Please reproduce word for word the lines between the one holding "306, 306, 311]" and the one holding "434, 318, 439]", inclusive.
* start Items *
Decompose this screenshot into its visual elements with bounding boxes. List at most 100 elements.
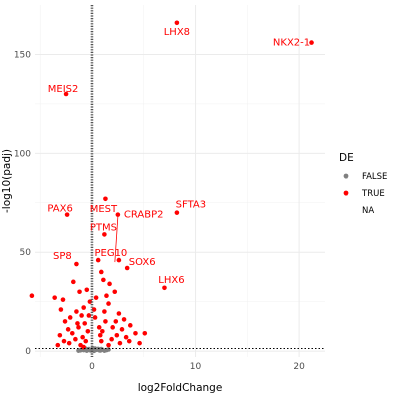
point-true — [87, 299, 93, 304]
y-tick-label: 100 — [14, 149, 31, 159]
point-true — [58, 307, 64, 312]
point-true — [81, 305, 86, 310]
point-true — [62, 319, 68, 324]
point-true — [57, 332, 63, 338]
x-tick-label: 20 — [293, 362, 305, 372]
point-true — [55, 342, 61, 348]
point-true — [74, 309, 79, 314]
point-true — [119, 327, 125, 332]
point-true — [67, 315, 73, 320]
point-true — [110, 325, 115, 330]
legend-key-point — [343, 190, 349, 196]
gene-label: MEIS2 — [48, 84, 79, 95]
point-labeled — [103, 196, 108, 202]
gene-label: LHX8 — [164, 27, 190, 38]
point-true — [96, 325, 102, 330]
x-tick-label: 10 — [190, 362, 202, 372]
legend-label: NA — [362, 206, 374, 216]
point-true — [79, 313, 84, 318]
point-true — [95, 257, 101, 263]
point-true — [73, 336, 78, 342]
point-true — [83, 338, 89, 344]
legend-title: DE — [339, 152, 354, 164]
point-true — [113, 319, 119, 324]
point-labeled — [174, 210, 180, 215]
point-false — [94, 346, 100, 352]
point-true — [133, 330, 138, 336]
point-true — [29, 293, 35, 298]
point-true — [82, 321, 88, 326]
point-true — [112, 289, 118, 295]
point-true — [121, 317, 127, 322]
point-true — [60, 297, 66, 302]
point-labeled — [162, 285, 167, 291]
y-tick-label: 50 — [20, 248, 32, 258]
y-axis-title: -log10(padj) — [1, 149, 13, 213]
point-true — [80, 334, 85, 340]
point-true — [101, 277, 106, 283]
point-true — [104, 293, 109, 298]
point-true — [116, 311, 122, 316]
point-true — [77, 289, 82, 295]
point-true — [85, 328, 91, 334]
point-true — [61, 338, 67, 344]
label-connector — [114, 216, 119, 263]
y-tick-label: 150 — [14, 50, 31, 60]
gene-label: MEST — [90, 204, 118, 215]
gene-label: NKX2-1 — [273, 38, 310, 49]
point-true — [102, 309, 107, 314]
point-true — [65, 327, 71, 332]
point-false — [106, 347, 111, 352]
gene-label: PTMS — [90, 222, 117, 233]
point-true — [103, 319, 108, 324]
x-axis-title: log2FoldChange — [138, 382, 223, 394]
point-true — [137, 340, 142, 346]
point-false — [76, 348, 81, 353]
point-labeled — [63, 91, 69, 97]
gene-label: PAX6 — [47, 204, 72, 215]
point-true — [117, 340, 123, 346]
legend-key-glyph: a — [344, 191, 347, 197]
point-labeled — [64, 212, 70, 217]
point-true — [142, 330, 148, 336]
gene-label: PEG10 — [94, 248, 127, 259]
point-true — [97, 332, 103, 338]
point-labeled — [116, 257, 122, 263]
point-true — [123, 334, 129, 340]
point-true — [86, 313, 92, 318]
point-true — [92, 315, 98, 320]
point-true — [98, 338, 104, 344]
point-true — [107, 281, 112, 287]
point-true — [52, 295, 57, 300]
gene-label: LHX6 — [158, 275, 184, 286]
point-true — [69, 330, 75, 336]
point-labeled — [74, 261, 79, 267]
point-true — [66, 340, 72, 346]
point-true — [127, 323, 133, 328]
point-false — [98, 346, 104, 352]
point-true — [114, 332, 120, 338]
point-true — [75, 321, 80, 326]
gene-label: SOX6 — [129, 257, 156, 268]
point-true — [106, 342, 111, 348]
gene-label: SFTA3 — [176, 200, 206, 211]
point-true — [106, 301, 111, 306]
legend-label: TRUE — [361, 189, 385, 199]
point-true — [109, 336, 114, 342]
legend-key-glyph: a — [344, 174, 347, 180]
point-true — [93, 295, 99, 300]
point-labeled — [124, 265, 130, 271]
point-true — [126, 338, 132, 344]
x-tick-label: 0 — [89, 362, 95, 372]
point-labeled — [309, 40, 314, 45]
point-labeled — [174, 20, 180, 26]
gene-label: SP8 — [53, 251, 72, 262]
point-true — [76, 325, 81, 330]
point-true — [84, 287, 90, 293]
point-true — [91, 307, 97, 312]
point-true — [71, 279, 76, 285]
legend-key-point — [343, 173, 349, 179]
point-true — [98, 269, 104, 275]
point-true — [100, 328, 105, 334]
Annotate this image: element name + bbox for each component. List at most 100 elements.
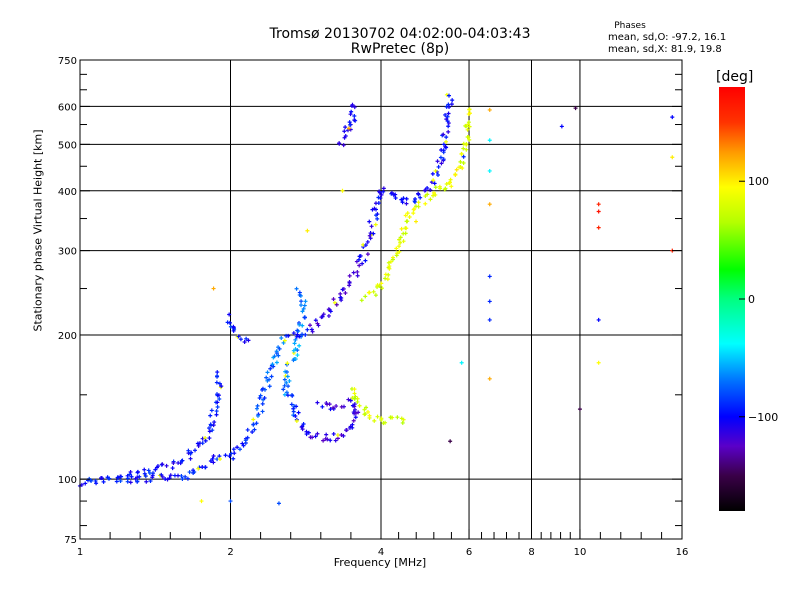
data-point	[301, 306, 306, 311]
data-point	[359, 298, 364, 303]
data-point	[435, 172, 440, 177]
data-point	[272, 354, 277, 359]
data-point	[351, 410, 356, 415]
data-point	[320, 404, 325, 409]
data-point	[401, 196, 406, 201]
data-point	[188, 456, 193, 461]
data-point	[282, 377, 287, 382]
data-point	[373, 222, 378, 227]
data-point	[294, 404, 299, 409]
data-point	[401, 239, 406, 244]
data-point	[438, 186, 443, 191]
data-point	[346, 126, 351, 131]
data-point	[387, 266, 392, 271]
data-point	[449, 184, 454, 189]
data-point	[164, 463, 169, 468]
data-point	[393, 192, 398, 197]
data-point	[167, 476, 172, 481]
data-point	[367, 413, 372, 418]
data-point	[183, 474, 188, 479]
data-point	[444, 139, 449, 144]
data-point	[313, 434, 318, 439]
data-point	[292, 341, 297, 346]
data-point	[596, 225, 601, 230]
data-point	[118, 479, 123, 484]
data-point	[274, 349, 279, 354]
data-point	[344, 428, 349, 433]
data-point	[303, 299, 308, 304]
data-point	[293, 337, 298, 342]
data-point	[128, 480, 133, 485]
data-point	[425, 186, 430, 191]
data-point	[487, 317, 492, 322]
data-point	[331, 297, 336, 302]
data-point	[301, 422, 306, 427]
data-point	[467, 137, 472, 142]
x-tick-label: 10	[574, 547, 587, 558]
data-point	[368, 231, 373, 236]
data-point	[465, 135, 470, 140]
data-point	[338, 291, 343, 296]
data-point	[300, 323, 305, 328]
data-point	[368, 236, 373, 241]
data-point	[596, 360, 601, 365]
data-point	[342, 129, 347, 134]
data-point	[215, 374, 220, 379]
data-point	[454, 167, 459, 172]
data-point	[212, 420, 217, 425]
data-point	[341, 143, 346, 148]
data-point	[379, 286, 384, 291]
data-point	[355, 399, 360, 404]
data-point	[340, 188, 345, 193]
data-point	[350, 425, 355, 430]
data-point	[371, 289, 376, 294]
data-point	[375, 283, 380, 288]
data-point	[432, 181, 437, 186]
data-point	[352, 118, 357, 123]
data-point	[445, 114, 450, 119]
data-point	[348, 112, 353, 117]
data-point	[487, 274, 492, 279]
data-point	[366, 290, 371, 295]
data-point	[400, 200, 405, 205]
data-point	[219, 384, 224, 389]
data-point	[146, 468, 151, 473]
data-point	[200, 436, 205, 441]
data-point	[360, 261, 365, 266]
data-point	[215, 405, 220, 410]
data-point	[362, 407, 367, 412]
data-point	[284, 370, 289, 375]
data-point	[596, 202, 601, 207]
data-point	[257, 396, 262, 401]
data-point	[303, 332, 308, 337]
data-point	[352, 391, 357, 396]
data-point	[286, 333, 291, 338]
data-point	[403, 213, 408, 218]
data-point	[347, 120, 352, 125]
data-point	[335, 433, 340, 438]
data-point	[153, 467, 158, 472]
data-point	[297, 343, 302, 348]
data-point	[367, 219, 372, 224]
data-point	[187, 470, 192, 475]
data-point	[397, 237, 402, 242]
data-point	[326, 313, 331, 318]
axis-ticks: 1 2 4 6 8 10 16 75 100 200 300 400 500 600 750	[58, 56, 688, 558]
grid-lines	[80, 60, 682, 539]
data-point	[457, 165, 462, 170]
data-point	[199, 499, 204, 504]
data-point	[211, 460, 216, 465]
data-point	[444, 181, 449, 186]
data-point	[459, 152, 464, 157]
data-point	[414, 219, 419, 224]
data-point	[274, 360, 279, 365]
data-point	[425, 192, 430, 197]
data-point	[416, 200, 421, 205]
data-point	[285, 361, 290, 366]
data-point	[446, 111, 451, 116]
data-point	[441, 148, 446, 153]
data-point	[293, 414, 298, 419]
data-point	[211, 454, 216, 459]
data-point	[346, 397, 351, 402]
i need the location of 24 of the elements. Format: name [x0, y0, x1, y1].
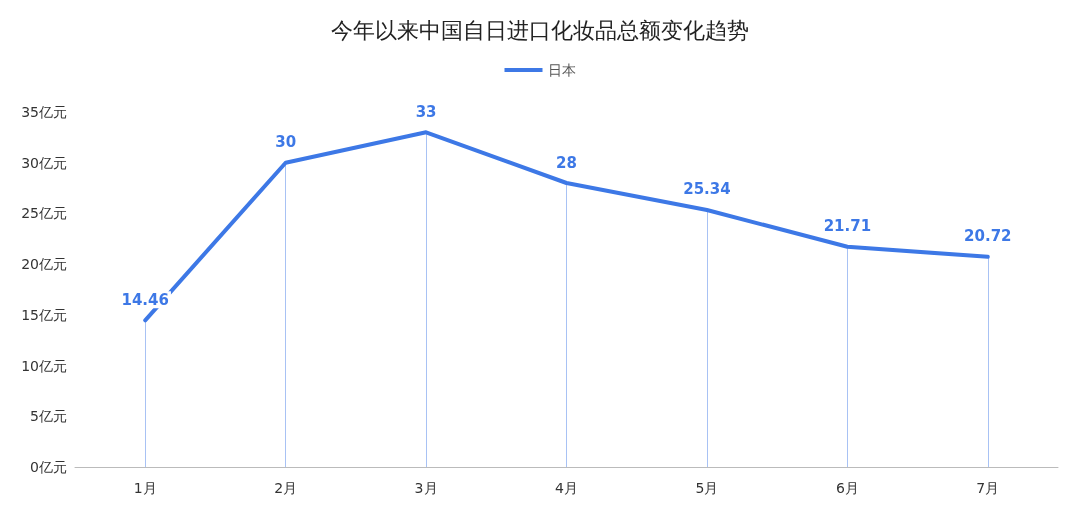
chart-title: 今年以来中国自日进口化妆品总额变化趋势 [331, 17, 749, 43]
* end Items *
**Answer:**
data-point	[301, 306, 306, 311]
data-point	[359, 298, 364, 303]
data-point	[435, 172, 440, 177]
data-point	[272, 354, 277, 359]
data-point	[351, 410, 356, 415]
data-point	[320, 404, 325, 409]
data-point	[401, 196, 406, 201]
data-point	[188, 456, 193, 461]
data-point	[282, 377, 287, 382]
data-point	[373, 222, 378, 227]
data-point	[294, 404, 299, 409]
data-point	[401, 239, 406, 244]
data-point	[438, 186, 443, 191]
data-point	[346, 126, 351, 131]
data-point	[387, 266, 392, 271]
data-point	[449, 184, 454, 189]
data-point	[164, 463, 169, 468]
data-point	[393, 192, 398, 197]
data-point	[167, 476, 172, 481]
data-point	[367, 413, 372, 418]
data-point	[183, 474, 188, 479]
data-point	[444, 139, 449, 144]
data-point	[313, 434, 318, 439]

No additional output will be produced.